→ Exercise
Go through the listing and copy each line with the string "image".
[Start]
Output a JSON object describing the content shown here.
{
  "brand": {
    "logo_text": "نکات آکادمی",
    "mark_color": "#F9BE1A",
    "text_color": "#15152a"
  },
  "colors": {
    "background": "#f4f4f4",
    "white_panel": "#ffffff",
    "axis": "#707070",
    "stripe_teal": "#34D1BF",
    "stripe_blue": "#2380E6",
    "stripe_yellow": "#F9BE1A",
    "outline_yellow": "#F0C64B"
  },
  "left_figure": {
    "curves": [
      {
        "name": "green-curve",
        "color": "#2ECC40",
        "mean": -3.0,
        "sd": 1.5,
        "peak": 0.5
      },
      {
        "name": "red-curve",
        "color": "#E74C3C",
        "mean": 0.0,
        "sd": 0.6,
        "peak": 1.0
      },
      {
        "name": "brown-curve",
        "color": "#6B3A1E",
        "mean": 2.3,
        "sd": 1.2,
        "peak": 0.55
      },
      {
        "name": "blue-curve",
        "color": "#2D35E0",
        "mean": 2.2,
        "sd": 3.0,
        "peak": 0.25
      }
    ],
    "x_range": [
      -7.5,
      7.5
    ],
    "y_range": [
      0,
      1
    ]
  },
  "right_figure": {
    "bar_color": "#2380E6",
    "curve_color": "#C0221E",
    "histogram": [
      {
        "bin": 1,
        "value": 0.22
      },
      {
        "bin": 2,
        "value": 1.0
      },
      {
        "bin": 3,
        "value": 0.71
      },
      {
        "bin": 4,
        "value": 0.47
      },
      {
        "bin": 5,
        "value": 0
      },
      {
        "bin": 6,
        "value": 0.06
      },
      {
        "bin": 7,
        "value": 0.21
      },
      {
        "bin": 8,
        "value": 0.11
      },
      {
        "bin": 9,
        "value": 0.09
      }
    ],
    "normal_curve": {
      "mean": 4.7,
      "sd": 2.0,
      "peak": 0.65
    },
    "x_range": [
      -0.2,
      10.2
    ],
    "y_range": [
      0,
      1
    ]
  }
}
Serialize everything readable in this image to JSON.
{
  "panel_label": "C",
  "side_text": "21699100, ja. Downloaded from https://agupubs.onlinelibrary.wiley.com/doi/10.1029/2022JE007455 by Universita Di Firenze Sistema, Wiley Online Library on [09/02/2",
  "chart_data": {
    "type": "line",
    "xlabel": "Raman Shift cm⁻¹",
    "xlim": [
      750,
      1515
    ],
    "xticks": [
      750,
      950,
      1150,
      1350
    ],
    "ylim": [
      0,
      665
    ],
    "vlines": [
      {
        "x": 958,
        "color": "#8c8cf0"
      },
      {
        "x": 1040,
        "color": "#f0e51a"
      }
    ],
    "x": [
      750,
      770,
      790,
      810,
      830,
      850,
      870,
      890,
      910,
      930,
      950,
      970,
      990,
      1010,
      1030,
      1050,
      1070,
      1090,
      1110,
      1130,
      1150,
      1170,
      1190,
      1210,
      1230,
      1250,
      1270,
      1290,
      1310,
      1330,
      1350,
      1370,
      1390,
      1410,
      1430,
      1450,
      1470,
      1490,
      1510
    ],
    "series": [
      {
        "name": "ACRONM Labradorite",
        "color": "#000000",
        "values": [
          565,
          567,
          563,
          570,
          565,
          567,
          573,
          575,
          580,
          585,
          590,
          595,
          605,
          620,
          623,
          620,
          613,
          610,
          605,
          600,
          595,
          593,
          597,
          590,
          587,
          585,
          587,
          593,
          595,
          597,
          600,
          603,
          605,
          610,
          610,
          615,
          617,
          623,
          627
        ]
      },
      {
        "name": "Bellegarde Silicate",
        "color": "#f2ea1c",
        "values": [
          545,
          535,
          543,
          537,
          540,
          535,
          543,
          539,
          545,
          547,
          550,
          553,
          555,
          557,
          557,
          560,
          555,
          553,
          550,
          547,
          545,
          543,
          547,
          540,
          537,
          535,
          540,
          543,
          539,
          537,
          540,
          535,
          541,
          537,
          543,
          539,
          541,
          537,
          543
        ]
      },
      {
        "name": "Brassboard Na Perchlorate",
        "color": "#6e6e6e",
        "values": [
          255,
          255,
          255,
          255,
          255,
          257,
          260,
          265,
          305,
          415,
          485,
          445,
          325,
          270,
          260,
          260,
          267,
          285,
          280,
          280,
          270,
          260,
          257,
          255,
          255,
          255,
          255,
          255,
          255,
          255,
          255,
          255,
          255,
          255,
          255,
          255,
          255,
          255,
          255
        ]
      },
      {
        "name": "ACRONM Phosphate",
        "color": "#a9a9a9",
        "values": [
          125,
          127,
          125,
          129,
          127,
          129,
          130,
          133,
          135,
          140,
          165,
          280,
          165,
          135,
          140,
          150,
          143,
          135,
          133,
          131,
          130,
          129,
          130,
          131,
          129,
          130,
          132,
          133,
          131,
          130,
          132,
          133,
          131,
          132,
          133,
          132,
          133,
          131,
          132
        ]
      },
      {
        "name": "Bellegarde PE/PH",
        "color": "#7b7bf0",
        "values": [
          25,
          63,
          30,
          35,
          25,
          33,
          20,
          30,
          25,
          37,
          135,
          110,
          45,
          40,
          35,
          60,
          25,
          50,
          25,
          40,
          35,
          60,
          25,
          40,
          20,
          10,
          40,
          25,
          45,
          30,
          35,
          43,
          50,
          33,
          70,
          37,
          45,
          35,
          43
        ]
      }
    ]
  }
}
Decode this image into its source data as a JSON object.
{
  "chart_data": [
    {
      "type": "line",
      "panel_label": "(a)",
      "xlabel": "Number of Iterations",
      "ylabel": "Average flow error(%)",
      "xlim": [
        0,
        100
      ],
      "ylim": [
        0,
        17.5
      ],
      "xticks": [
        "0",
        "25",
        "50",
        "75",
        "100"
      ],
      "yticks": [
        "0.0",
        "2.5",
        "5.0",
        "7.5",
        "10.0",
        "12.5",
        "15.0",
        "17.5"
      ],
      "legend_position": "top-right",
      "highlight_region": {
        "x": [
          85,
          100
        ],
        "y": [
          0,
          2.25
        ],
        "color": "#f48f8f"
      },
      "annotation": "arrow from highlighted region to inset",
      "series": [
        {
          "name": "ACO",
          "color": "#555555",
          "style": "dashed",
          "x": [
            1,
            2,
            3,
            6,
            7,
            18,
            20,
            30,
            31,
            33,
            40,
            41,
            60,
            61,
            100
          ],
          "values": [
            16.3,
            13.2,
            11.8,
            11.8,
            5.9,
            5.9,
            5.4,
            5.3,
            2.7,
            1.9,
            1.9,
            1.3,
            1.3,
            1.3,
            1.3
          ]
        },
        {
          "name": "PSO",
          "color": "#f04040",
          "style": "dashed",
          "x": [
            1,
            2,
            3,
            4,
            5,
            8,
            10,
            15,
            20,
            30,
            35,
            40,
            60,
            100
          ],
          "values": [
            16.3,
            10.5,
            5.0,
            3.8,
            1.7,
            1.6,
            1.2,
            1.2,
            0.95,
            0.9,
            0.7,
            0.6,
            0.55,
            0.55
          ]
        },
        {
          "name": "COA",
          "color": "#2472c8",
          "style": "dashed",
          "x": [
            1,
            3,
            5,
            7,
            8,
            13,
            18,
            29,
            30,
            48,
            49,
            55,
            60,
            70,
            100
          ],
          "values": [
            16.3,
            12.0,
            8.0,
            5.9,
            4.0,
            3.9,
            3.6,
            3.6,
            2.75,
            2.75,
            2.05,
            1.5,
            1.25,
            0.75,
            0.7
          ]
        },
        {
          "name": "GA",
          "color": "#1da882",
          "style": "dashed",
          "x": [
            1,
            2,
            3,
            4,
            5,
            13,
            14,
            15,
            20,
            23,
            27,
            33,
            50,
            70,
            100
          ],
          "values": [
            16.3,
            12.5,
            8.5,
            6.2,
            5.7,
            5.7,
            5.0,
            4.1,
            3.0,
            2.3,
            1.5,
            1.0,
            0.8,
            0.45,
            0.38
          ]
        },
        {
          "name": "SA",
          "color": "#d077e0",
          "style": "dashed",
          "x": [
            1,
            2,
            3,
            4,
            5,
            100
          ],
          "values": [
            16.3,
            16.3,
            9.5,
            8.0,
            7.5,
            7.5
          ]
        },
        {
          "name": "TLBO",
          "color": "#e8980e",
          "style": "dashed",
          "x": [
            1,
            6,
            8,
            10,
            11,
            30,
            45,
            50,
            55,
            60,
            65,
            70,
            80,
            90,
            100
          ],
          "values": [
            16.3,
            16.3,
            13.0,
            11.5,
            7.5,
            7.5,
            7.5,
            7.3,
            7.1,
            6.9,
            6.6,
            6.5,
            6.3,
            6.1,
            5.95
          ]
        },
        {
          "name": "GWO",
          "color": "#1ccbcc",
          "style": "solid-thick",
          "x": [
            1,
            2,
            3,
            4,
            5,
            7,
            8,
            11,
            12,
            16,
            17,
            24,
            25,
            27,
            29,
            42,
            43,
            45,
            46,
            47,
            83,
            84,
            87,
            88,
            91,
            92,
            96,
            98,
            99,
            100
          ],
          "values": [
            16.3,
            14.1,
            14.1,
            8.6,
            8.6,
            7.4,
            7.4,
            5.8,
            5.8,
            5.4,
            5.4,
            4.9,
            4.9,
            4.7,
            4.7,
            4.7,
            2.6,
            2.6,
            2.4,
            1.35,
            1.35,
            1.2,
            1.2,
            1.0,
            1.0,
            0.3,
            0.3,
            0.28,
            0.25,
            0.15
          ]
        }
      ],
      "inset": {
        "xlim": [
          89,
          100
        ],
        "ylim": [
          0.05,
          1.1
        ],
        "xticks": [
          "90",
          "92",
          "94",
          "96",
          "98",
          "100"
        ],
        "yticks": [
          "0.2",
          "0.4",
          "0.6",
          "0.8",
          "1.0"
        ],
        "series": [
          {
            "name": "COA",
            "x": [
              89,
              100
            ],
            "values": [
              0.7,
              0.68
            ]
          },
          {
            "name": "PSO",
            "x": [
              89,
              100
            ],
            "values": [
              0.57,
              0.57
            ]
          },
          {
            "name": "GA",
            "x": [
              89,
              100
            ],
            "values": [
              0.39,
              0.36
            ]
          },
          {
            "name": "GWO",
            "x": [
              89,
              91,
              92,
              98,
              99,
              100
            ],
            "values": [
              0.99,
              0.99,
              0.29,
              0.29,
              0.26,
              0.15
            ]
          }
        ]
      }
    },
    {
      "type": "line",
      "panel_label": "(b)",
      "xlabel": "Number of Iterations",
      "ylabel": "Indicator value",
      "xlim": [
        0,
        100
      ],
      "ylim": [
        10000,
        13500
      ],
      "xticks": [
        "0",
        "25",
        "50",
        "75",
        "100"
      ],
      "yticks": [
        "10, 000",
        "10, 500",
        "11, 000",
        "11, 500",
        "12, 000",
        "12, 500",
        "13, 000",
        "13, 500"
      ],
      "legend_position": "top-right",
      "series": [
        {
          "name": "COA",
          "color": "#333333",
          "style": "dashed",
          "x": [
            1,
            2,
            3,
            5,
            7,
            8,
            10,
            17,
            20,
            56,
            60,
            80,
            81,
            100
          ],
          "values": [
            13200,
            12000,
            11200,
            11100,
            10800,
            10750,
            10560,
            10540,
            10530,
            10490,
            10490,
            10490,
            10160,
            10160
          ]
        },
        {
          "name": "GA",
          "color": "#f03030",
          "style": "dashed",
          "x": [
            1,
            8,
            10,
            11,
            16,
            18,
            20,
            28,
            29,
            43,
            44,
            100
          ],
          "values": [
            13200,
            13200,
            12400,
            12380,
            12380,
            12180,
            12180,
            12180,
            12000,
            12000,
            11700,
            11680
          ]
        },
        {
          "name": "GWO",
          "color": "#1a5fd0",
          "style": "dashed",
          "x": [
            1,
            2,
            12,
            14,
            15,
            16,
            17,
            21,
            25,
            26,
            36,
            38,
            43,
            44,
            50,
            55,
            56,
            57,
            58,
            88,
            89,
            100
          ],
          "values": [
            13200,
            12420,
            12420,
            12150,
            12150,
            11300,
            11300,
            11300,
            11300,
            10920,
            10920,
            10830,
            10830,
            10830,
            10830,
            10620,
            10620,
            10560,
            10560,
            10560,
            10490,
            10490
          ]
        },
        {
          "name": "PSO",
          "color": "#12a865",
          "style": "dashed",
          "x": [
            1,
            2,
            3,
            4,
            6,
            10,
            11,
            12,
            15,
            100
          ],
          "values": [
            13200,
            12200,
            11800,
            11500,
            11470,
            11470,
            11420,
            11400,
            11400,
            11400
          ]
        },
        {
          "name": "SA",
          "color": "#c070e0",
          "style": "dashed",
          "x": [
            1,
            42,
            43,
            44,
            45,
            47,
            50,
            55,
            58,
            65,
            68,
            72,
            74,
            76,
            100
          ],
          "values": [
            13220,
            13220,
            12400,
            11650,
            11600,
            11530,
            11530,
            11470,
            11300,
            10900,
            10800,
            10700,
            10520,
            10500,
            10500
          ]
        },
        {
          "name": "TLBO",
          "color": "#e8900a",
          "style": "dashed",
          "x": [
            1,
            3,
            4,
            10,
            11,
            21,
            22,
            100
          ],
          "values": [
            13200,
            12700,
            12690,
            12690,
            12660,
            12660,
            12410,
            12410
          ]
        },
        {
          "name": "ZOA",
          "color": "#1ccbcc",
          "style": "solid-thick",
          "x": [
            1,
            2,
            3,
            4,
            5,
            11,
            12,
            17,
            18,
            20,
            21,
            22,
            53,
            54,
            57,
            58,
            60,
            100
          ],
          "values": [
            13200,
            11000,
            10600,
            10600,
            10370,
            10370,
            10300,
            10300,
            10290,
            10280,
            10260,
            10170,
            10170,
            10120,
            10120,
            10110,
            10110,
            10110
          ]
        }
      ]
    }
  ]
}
[End]
→ Complete output
Serialize everything readable in this image to JSON.
Decode this image into its source data as a JSON object.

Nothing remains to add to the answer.